=== Task details ===
Give every line again exactly as it appears, please, but not the pictures.

=== Dataset extract ===
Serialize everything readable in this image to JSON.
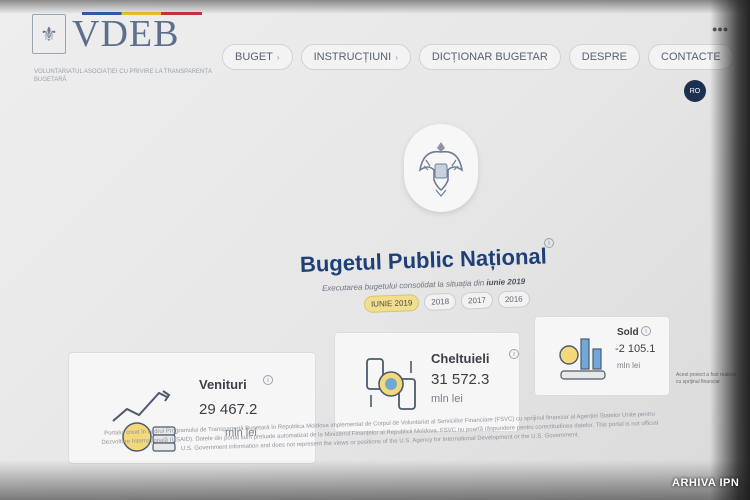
{
  "header": {
    "logo_text": "VDEB",
    "logo_subtitle": "VOLUNTARIATUL ASOCIAȚIEI CU PRIVIRE LA TRANSPARENȚA BUGETARĂ",
    "lang": "RO",
    "top_right": "●●●"
  },
  "nav": [
    {
      "label": "BUGET",
      "has_caret": true
    },
    {
      "label": "INSTRUCȚIUNI",
      "has_caret": true
    },
    {
      "label": "DICȚIONAR BUGETAR",
      "has_caret": false
    },
    {
      "label": "DESPRE",
      "has_caret": false
    },
    {
      "label": "CONTACTE",
      "has_caret": false
    }
  ],
  "hero": {
    "title": "Bugetul Public Național",
    "subtitle_prefix": "Executarea bugetului consolidat la situația din",
    "subtitle_date": "iunie 2019",
    "years": [
      "IUNIE 2019",
      "2018",
      "2017",
      "2016"
    ],
    "active_year": "IUNIE 2019"
  },
  "cards": {
    "venituri": {
      "name": "Venituri",
      "value": "29 467.2",
      "unit": "mln lei"
    },
    "cheltuieli": {
      "name": "Cheltuieli",
      "value": "31 572.3",
      "unit": "mln lei"
    },
    "sold": {
      "name": "Sold",
      "value": "-2 105.1",
      "unit": "mln lei"
    }
  },
  "side_note": "Acest proiect a fost realizat cu sprijinul financiar",
  "disclaimer": "Portalul creat în cadrul Programului de Transparență Bugetară în Republica Moldova implementat de Corpul de Voluntariat al Serviciilor Financiare (FSVC) cu sprijinul financiar al Agenției Statelor Unite pentru Dezvoltare Internațională (USAID). Datele din portal sunt preluate automatizat de la Ministerul Finanțelor al Republicii Moldova. FSVC nu poartă răspundere pentru corectitudinea datelor. This portal is not official U.S. Government information and does not represent the views or positions of the U.S. Agency for International Development or the U.S. Government.",
  "credit": "ARHIVA IPN",
  "colors": {
    "accent": "#1f3f78",
    "active_year": "#f1df8f",
    "lang_badge": "#1d3050"
  }
}
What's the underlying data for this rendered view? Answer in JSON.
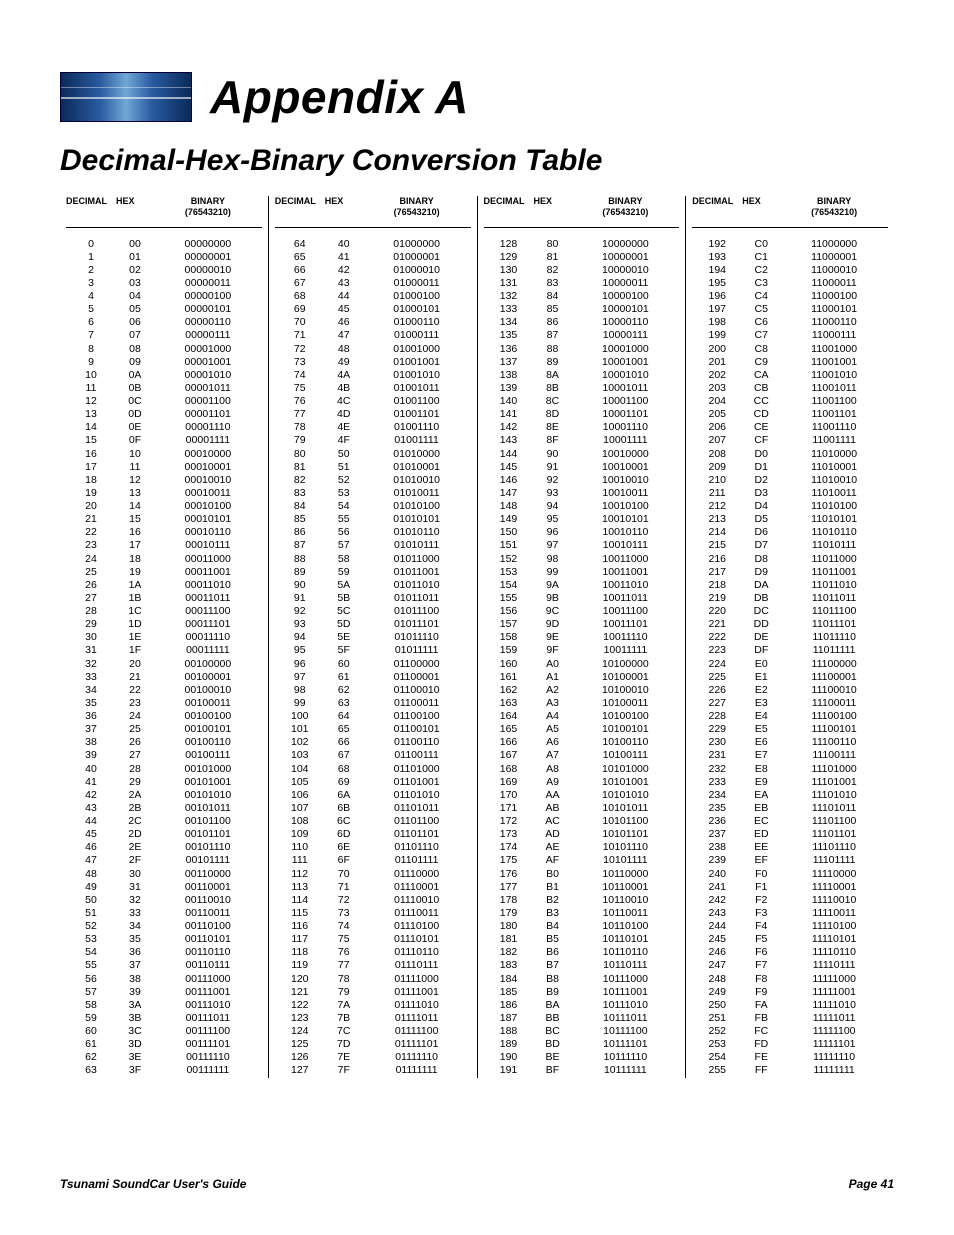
{
  "title_line1": "Appendix A",
  "title_line2": "Decimal-Hex-Binary Conversion Table",
  "header_decimal": "DECIMAL",
  "header_hex": "HEX",
  "header_binary_line1": "BINARY",
  "header_binary_line2": "(76543210)",
  "footer_left": "Tsunami SoundCar User's Guide",
  "footer_right": "Page 41",
  "chart_data": {
    "type": "table",
    "columns": [
      "DECIMAL",
      "HEX",
      "BINARY (76543210)"
    ],
    "group_ranges": [
      [
        0,
        63
      ],
      [
        64,
        127
      ],
      [
        128,
        191
      ],
      [
        192,
        255
      ]
    ]
  }
}
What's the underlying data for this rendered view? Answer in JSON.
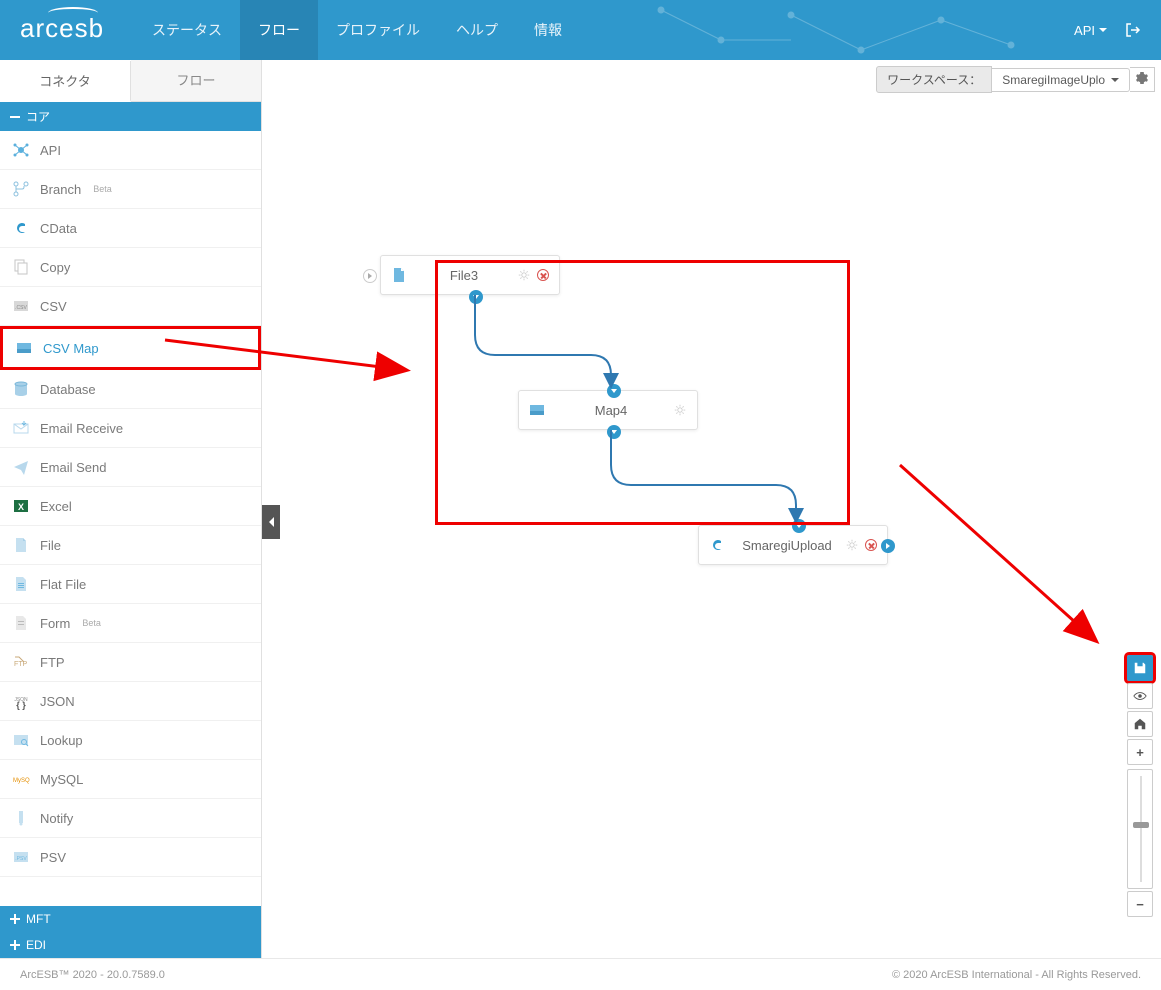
{
  "header": {
    "logo": "arcesb",
    "nav": [
      "ステータス",
      "フロー",
      "プロファイル",
      "ヘルプ",
      "情報"
    ],
    "active_nav": "フロー",
    "api_label": "API"
  },
  "workspace": {
    "label": "ワークスペース：",
    "selected": "SmaregiImageUplo"
  },
  "sidebar": {
    "tabs": [
      "コネクタ",
      "フロー"
    ],
    "active_tab": "コネクタ",
    "categories": {
      "core": {
        "label": "コア"
      },
      "mft": {
        "label": "MFT"
      },
      "edi": {
        "label": "EDI"
      }
    },
    "items": [
      {
        "label": "API",
        "icon": "api"
      },
      {
        "label": "Branch",
        "icon": "branch",
        "beta": "Beta"
      },
      {
        "label": "CData",
        "icon": "cdata"
      },
      {
        "label": "Copy",
        "icon": "copy"
      },
      {
        "label": "CSV",
        "icon": "csv"
      },
      {
        "label": "CSV Map",
        "icon": "csvmap",
        "highlighted": true
      },
      {
        "label": "Database",
        "icon": "database"
      },
      {
        "label": "Email Receive",
        "icon": "emailrecv"
      },
      {
        "label": "Email Send",
        "icon": "emailsend"
      },
      {
        "label": "Excel",
        "icon": "excel"
      },
      {
        "label": "File",
        "icon": "file"
      },
      {
        "label": "Flat File",
        "icon": "flatfile"
      },
      {
        "label": "Form",
        "icon": "form",
        "beta": "Beta"
      },
      {
        "label": "FTP",
        "icon": "ftp"
      },
      {
        "label": "JSON",
        "icon": "json"
      },
      {
        "label": "Lookup",
        "icon": "lookup"
      },
      {
        "label": "MySQL",
        "icon": "mysql"
      },
      {
        "label": "Notify",
        "icon": "notify"
      },
      {
        "label": "PSV",
        "icon": "psv"
      }
    ]
  },
  "canvas": {
    "nodes": {
      "file3": {
        "label": "File3"
      },
      "map4": {
        "label": "Map4"
      },
      "smaregi": {
        "label": "SmaregiUpload"
      }
    }
  },
  "footer": {
    "left": "ArcESB™ 2020 - 20.0.7589.0",
    "right": "© 2020 ArcESB International - All Rights Reserved."
  }
}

=== Written reply ===
Serialize everything readable in this image to JSON.
{
  "header": {
    "logo_text": "VDEB",
    "logo_subtitle": "VOLUNTARIATUL ASOCIAȚIEI CU PRIVIRE LA TRANSPARENȚA BUGETARĂ",
    "lang": "RO",
    "top_right": "●●●"
  },
  "nav": [
    {
      "label": "BUGET",
      "has_caret": true
    },
    {
      "label": "INSTRUCȚIUNI",
      "has_caret": true
    },
    {
      "label": "DICȚIONAR BUGETAR",
      "has_caret": false
    },
    {
      "label": "DESPRE",
      "has_caret": false
    },
    {
      "label": "CONTACTE",
      "has_caret": false
    }
  ],
  "hero": {
    "title": "Bugetul Public Național",
    "subtitle_prefix": "Executarea bugetului consolidat la situația din",
    "subtitle_date": "iunie 2019",
    "years": [
      "IUNIE 2019",
      "2018",
      "2017",
      "2016"
    ],
    "active_year": "IUNIE 2019"
  },
  "cards": {
    "venituri": {
      "name": "Venituri",
      "value": "29 467.2",
      "unit": "mln lei"
    },
    "cheltuieli": {
      "name": "Cheltuieli",
      "value": "31 572.3",
      "unit": "mln lei"
    },
    "sold": {
      "name": "Sold",
      "value": "-2 105.1",
      "unit": "mln lei"
    }
  },
  "side_note": "Acest proiect a fost realizat cu sprijinul financiar",
  "disclaimer": "Portalul creat în cadrul Programului de Transparență Bugetară în Republica Moldova implementat de Corpul de Voluntariat al Serviciilor Financiare (FSVC) cu sprijinul financiar al Agenției Statelor Unite pentru Dezvoltare Internațională (USAID). Datele din portal sunt preluate automatizat de la Ministerul Finanțelor al Republicii Moldova. FSVC nu poartă răspundere pentru corectitudinea datelor. This portal is not official U.S. Government information and does not represent the views or positions of the U.S. Agency for International Development or the U.S. Government.",
  "credit": "ARHIVA IPN",
  "colors": {
    "accent": "#1f3f78",
    "active_year": "#f1df8f",
    "lang_badge": "#1d3050"
  }
}
What's the underlying data for this rendered view? Answer in JSON.
{
  "title_line1": "Appendix A",
  "title_line2": "Decimal-Hex-Binary Conversion Table",
  "header_decimal": "DECIMAL",
  "header_hex": "HEX",
  "header_binary_line1": "BINARY",
  "header_binary_line2": "(76543210)",
  "footer_left": "Tsunami SoundCar User's Guide",
  "footer_right": "Page 41",
  "chart_data": {
    "type": "table",
    "columns": [
      "DECIMAL",
      "HEX",
      "BINARY (76543210)"
    ],
    "group_ranges": [
      [
        0,
        63
      ],
      [
        64,
        127
      ],
      [
        128,
        191
      ],
      [
        192,
        255
      ]
    ]
  }
}
What's the underlying data for this rendered view? Answer in JSON.
{
  "header": {
    "logo": "arcesb",
    "nav": [
      "ステータス",
      "フロー",
      "プロファイル",
      "ヘルプ",
      "情報"
    ],
    "active_nav": "フロー",
    "api_label": "API"
  },
  "workspace": {
    "label": "ワークスペース：",
    "selected": "SmaregiImageUplo"
  },
  "sidebar": {
    "tabs": [
      "コネクタ",
      "フロー"
    ],
    "active_tab": "コネクタ",
    "categories": {
      "core": {
        "label": "コア"
      },
      "mft": {
        "label": "MFT"
      },
      "edi": {
        "label": "EDI"
      }
    },
    "items": [
      {
        "label": "API",
        "icon": "api"
      },
      {
        "label": "Branch",
        "icon": "branch",
        "beta": "Beta"
      },
      {
        "label": "CData",
        "icon": "cdata"
      },
      {
        "label": "Copy",
        "icon": "copy"
      },
      {
        "label": "CSV",
        "icon": "csv"
      },
      {
        "label": "CSV Map",
        "icon": "csvmap",
        "highlighted": true
      },
      {
        "label": "Database",
        "icon": "database"
      },
      {
        "label": "Email Receive",
        "icon": "emailrecv"
      },
      {
        "label": "Email Send",
        "icon": "emailsend"
      },
      {
        "label": "Excel",
        "icon": "excel"
      },
      {
        "label": "File",
        "icon": "file"
      },
      {
        "label": "Flat File",
        "icon": "flatfile"
      },
      {
        "label": "Form",
        "icon": "form",
        "beta": "Beta"
      },
      {
        "label": "FTP",
        "icon": "ftp"
      },
      {
        "label": "JSON",
        "icon": "json"
      },
      {
        "label": "Lookup",
        "icon": "lookup"
      },
      {
        "label": "MySQL",
        "icon": "mysql"
      },
      {
        "label": "Notify",
        "icon": "notify"
      },
      {
        "label": "PSV",
        "icon": "psv"
      }
    ]
  },
  "canvas": {
    "nodes": {
      "file3": {
        "label": "File3"
      },
      "map4": {
        "label": "Map4"
      },
      "smaregi": {
        "label": "SmaregiUpload"
      }
    }
  },
  "footer": {
    "left": "ArcESB™ 2020 - 20.0.7589.0",
    "right": "© 2020 ArcESB International - All Rights Reserved."
  }
}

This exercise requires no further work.